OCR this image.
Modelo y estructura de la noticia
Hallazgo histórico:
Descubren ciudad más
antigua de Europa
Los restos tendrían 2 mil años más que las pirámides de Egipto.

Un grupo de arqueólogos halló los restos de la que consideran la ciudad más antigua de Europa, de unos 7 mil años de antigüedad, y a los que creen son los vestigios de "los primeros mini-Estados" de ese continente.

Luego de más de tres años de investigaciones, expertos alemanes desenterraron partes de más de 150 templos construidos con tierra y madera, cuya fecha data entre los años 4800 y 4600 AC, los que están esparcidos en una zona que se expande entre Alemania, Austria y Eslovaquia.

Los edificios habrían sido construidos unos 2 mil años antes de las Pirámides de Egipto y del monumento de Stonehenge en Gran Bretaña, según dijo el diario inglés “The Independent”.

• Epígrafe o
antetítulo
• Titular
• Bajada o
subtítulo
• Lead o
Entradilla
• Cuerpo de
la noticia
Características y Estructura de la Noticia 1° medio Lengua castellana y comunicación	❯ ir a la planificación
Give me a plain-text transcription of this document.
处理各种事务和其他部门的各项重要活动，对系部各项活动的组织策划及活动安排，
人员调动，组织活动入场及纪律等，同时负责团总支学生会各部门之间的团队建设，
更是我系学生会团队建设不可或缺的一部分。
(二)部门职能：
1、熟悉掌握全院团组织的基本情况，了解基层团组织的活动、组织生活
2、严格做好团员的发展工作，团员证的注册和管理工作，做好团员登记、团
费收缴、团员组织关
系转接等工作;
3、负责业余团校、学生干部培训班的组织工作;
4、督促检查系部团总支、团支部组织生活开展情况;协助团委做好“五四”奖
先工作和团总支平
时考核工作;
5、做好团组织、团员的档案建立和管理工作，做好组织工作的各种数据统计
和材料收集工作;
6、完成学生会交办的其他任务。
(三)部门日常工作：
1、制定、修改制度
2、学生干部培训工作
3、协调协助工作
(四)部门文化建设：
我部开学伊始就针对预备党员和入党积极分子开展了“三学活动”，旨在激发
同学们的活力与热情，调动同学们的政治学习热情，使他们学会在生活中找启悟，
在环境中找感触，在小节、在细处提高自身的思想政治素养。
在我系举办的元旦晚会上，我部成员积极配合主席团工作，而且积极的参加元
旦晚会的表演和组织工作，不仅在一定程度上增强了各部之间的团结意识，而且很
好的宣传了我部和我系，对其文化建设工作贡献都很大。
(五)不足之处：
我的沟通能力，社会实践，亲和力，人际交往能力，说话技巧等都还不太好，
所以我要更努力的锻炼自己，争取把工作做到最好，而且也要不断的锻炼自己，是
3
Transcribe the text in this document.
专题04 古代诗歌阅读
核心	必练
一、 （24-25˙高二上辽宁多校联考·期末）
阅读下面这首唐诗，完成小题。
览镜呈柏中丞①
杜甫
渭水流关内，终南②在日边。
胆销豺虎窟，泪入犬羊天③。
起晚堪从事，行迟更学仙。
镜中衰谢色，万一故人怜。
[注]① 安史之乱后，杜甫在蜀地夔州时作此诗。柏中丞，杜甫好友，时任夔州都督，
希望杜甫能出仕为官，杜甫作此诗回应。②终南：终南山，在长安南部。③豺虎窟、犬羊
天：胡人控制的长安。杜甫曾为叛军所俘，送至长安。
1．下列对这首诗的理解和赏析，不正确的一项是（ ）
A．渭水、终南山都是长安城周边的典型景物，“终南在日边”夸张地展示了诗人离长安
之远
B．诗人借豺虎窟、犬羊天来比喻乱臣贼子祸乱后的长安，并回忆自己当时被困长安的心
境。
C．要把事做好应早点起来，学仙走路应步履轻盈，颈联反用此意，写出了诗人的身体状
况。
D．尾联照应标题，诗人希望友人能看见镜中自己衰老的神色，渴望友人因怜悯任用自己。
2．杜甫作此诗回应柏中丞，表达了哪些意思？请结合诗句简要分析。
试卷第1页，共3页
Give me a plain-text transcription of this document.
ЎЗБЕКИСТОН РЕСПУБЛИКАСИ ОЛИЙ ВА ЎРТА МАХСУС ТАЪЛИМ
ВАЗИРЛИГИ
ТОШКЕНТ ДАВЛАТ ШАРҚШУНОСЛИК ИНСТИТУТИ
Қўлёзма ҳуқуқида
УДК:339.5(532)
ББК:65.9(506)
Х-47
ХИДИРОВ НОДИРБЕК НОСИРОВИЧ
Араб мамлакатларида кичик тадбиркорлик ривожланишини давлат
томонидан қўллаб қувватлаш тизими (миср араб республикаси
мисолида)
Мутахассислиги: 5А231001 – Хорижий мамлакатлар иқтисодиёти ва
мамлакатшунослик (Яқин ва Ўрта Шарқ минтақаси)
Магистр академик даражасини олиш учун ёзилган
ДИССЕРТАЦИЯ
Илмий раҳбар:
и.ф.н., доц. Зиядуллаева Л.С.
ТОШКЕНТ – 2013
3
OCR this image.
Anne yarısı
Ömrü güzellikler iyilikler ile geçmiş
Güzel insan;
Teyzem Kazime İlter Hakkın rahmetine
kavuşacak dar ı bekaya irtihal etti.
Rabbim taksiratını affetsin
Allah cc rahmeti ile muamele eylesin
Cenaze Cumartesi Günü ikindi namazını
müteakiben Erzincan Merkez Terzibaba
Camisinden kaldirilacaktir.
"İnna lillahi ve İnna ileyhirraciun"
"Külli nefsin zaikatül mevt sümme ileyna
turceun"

-----

- _Goal_
Scan the listing above for the word "años" and show each line where it is found.

- _Answer to this problem_
Los restos tendrían 2 mil años más que las pirámides de Egipto.
Un grupo de arqueólogos halló los restos de la que consideran la ciudad más antigua de Europa, de unos 7 mil años de antigüedad, y a los que creen son los vestigios de "los primeros mini-Estados" de ese continente.
Luego de más de tres años de investigaciones, expertos alemanes desenterraron partes de más de 150 templos construidos con tierra y madera, cuya fecha data entre los años 4800 y 4600 AC, los que están esparcidos en una zona que se expande entre Alemania, Austria y Eslovaquia.
Los edificios habrían sido construidos unos 2 mil años antes de las Pirámides de Egipto y del monumento de Stonehenge en Gran Bretaña, según dijo el diario inglés “The Independent”.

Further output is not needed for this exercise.